## BEGIN Data provided

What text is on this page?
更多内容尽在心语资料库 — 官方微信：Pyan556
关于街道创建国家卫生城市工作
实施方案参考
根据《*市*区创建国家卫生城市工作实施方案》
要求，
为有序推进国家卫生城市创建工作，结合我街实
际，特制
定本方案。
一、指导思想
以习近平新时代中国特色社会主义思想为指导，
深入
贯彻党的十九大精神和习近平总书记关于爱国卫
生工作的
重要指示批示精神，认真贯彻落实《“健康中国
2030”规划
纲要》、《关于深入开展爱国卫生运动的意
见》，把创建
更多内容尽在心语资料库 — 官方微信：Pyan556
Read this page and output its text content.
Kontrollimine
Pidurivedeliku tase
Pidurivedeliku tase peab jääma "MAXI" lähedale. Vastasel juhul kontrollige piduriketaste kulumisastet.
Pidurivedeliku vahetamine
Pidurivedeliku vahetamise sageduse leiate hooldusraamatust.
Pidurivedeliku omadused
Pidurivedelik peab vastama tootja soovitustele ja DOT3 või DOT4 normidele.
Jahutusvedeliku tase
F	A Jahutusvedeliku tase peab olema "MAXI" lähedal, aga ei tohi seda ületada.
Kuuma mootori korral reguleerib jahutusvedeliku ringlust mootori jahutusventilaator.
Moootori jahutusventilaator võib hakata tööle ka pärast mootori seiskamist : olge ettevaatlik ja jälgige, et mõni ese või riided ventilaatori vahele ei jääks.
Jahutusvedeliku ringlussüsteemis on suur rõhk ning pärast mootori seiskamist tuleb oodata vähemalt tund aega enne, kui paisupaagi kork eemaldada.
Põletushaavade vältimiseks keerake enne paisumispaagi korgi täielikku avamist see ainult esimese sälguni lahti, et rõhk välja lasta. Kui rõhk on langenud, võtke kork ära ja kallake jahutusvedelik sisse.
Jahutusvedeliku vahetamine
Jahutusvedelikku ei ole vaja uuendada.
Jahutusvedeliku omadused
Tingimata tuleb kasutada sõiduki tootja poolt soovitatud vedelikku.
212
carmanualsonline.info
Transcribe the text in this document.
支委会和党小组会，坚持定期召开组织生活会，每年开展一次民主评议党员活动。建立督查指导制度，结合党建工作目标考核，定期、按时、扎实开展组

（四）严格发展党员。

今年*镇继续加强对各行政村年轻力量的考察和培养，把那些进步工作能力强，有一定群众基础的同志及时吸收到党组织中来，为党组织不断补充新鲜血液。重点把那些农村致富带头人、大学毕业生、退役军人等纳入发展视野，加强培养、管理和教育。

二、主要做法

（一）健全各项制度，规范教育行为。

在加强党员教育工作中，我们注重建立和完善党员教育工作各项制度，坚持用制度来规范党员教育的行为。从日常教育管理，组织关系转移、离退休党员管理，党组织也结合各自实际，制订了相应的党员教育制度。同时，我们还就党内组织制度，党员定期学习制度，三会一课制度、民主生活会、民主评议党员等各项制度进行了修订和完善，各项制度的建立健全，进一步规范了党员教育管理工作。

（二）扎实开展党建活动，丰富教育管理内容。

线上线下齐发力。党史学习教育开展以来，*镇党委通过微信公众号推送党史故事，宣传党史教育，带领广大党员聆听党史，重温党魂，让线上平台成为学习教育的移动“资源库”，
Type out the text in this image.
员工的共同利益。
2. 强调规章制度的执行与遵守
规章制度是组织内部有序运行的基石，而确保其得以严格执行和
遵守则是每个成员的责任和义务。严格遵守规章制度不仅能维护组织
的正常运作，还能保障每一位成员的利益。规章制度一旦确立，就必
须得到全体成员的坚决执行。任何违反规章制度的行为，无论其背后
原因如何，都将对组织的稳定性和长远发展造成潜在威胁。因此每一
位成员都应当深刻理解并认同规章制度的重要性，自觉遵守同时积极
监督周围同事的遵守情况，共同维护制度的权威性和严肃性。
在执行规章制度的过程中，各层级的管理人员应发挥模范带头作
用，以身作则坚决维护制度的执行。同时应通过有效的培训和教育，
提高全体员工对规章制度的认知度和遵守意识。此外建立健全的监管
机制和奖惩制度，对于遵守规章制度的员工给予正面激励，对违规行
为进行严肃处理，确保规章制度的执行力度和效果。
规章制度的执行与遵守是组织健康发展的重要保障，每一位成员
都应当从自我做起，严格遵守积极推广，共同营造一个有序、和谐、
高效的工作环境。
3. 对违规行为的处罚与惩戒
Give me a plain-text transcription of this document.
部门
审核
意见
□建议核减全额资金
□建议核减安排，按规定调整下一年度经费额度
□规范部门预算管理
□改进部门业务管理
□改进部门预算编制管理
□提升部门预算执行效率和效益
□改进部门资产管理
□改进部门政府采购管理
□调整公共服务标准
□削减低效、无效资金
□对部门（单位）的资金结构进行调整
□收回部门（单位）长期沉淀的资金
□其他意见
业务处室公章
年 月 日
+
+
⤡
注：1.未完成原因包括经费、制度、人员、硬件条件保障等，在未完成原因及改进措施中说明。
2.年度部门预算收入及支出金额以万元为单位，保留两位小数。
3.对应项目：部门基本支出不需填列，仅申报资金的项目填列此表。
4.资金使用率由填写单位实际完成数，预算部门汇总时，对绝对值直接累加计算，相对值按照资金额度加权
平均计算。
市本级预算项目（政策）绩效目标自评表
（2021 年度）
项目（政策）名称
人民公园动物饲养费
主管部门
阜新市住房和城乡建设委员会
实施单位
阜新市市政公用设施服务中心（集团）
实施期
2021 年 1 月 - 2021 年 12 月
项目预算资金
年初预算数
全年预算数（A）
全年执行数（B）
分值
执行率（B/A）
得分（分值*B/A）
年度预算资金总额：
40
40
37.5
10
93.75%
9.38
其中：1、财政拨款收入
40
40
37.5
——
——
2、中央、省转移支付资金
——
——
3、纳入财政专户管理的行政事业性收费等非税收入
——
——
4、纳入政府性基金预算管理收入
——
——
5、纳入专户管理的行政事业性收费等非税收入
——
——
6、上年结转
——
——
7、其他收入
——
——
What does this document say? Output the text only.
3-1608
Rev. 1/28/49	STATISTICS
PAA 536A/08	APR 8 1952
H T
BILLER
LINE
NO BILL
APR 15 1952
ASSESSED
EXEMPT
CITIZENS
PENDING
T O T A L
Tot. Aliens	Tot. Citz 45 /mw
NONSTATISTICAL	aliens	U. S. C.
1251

## END Data provided

**What is required:**
Starting at the line that contains "Give me a plain-text", copy each line exactly through the end of the listing above. Include that first line and the last one, and add nothing.

**Written response:**
Give me a plain-text transcription of this document.
部门
审核
意见
□建议核减全额资金
□建议核减安排，按规定调整下一年度经费额度
□规范部门预算管理
□改进部门业务管理
□改进部门预算编制管理
□提升部门预算执行效率和效益
□改进部门资产管理
□改进部门政府采购管理
□调整公共服务标准
□削减低效、无效资金
□对部门（单位）的资金结构进行调整
□收回部门（单位）长期沉淀的资金
□其他意见
业务处室公章
年 月 日
+
+
⤡
注：1.未完成原因包括经费、制度、人员、硬件条件保障等，在未完成原因及改进措施中说明。
2.年度部门预算收入及支出金额以万元为单位，保留两位小数。
3.对应项目：部门基本支出不需填列，仅申报资金的项目填列此表。
4.资金使用率由填写单位实际完成数，预算部门汇总时，对绝对值直接累加计算，相对值按照资金额度加权
平均计算。
市本级预算项目（政策）绩效目标自评表
（2021 年度）
项目（政策）名称
人民公园动物饲养费
主管部门
阜新市住房和城乡建设委员会
实施单位
阜新市市政公用设施服务中心（集团）
实施期
2021 年 1 月 - 2021 年 12 月
项目预算资金
年初预算数
全年预算数（A）
全年执行数（B）
分值
执行率（B/A）
得分（分值*B/A）
年度预算资金总额：
40
40
37.5
10
93.75%
9.38
其中：1、财政拨款收入
40
40
37.5
——
——
2、中央、省转移支付资金
——
——
3、纳入财政专户管理的行政事业性收费等非税收入
——
——
4、纳入政府性基金预算管理收入
——
——
5、纳入专户管理的行政事业性收费等非税收入
——
——
6、上年结转
——
——
7、其他收入
——
——
What does this document say? Output the text only.
3-1608
Rev. 1/28/49	STATISTICS
PAA 536A/08	APR 8 1952
H T
BILLER
LINE
NO BILL
APR 15 1952
ASSESSED
EXEMPT
CITIZENS
PENDING
T O T A L
Tot. Aliens	Tot. Citz 45 /mw
NONSTATISTICAL	aliens	U. S. C.
1251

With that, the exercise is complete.